Excerpts from a figure dataset
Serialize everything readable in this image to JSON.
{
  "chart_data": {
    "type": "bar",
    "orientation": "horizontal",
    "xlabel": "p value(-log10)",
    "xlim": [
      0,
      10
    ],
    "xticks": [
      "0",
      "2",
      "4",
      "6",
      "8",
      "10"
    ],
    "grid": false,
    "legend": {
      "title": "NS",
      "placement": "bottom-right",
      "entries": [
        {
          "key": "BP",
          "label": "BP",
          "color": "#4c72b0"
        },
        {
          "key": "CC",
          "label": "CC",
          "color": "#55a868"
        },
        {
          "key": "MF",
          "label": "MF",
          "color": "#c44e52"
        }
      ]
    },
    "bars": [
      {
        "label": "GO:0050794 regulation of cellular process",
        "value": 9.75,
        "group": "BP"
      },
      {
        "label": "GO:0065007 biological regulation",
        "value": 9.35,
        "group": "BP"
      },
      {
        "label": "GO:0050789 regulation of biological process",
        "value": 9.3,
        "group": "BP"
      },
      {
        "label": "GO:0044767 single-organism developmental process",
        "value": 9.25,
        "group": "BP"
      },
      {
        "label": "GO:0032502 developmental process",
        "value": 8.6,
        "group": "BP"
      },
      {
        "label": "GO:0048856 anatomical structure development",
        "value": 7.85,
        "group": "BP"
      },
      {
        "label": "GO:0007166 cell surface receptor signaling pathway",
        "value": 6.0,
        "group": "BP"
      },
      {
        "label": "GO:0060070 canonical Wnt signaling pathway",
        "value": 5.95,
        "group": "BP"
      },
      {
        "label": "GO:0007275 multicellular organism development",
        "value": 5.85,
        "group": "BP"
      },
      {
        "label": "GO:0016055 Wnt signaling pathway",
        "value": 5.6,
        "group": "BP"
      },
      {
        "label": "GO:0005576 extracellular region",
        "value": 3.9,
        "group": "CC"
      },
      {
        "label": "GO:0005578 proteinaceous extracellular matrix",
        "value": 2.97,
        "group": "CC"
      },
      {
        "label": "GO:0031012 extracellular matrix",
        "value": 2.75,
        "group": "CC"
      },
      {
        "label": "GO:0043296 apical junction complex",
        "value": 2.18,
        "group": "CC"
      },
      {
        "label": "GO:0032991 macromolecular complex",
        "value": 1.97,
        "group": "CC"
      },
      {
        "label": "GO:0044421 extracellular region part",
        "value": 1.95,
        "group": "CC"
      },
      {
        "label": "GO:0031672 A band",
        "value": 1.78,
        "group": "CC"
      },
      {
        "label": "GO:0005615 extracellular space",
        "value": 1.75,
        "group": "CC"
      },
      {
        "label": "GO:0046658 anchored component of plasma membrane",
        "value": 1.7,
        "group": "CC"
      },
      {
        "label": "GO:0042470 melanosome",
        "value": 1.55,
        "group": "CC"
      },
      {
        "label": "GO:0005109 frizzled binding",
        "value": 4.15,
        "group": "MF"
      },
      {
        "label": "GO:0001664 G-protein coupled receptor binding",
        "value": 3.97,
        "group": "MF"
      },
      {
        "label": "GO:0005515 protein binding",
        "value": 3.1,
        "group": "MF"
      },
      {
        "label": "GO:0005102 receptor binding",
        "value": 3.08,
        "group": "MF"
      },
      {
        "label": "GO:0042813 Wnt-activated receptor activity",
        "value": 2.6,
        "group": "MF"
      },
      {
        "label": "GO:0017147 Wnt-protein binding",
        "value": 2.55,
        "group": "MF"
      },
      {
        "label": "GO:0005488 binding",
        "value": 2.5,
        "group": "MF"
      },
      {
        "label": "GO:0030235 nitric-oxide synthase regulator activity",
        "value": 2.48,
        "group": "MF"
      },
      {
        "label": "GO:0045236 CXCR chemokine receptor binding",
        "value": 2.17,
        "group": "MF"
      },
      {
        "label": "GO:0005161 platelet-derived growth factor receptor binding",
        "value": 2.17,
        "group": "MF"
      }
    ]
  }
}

Activity: Return all of the entries word for word.

Task response:
Serialize everything readable in this image to JSON.
{
  "chart_data": {
    "type": "bar",
    "orientation": "horizontal",
    "xlabel": "p value(-log10)",
    "xlim": [
      0,
      10
    ],
    "xticks": [
      "0",
      "2",
      "4",
      "6",
      "8",
      "10"
    ],
    "grid": false,
    "legend": {
      "title": "NS",
      "placement": "bottom-right",
      "entries": [
        {
          "key": "BP",
          "label": "BP",
          "color": "#4c72b0"
        },
        {
          "key": "CC",
          "label": "CC",
          "color": "#55a868"
        },
        {
          "key": "MF",
          "label": "MF",
          "color": "#c44e52"
        }
      ]
    },
    "bars": [
      {
        "label": "GO:0050794 regulation of cellular process",
        "value": 9.75,
        "group": "BP"
      },
      {
        "label": "GO:0065007 biological regulation",
        "value": 9.35,
        "group": "BP"
      },
      {
        "label": "GO:0050789 regulation of biological process",
        "value": 9.3,
        "group": "BP"
      },
      {
        "label": "GO:0044767 single-organism developmental process",
        "value": 9.25,
        "group": "BP"
      },
      {
        "label": "GO:0032502 developmental process",
        "value": 8.6,
        "group": "BP"
      },
      {
        "label": "GO:0048856 anatomical structure development",
        "value": 7.85,
        "group": "BP"
      },
      {
        "label": "GO:0007166 cell surface receptor signaling pathway",
        "value": 6.0,
        "group": "BP"
      },
      {
        "label": "GO:0060070 canonical Wnt signaling pathway",
        "value": 5.95,
        "group": "BP"
      },
      {
        "label": "GO:0007275 multicellular organism development",
        "value": 5.85,
        "group": "BP"
      },
      {
        "label": "GO:0016055 Wnt signaling pathway",
        "value": 5.6,
        "group": "BP"
      },
      {
        "label": "GO:0005576 extracellular region",
        "value": 3.9,
        "group": "CC"
      },
      {
        "label": "GO:0005578 proteinaceous extracellular matrix",
        "value": 2.97,
        "group": "CC"
      },
      {
        "label": "GO:0031012 extracellular matrix",
        "value": 2.75,
        "group": "CC"
      },
      {
        "label": "GO:0043296 apical junction complex",
        "value": 2.18,
        "group": "CC"
      },
      {
        "label": "GO:0032991 macromolecular complex",
        "value": 1.97,
        "group": "CC"
      },
      {
        "label": "GO:0044421 extracellular region part",
        "value": 1.95,
        "group": "CC"
      },
      {
        "label": "GO:0031672 A band",
        "value": 1.78,
        "group": "CC"
      },
      {
        "label": "GO:0005615 extracellular space",
        "value": 1.75,
        "group": "CC"
      },
      {
        "label": "GO:0046658 anchored component of plasma membrane",
        "value": 1.7,
        "group": "CC"
      },
      {
        "label": "GO:0042470 melanosome",
        "value": 1.55,
        "group": "CC"
      },
      {
        "label": "GO:0005109 frizzled binding",
        "value": 4.15,
        "group": "MF"
      },
      {
        "label": "GO:0001664 G-protein coupled receptor binding",
        "value": 3.97,
        "group": "MF"
      },
      {
        "label": "GO:0005515 protein binding",
        "value": 3.1,
        "group": "MF"
      },
      {
        "label": "GO:0005102 receptor binding",
        "value": 3.08,
        "group": "MF"
      },
      {
        "label": "GO:0042813 Wnt-activated receptor activity",
        "value": 2.6,
        "group": "MF"
      },
      {
        "label": "GO:0017147 Wnt-protein binding",
        "value": 2.55,
        "group": "MF"
      },
      {
        "label": "GO:0005488 binding",
        "value": 2.5,
        "group": "MF"
      },
      {
        "label": "GO:0030235 nitric-oxide synthase regulator activity",
        "value": 2.48,
        "group": "MF"
      },
      {
        "label": "GO:0045236 CXCR chemokine receptor binding",
        "value": 2.17,
        "group": "MF"
      },
      {
        "label": "GO:0005161 platelet-derived growth factor receptor binding",
        "value": 2.17,
        "group": "MF"
      }
    ]
  }
}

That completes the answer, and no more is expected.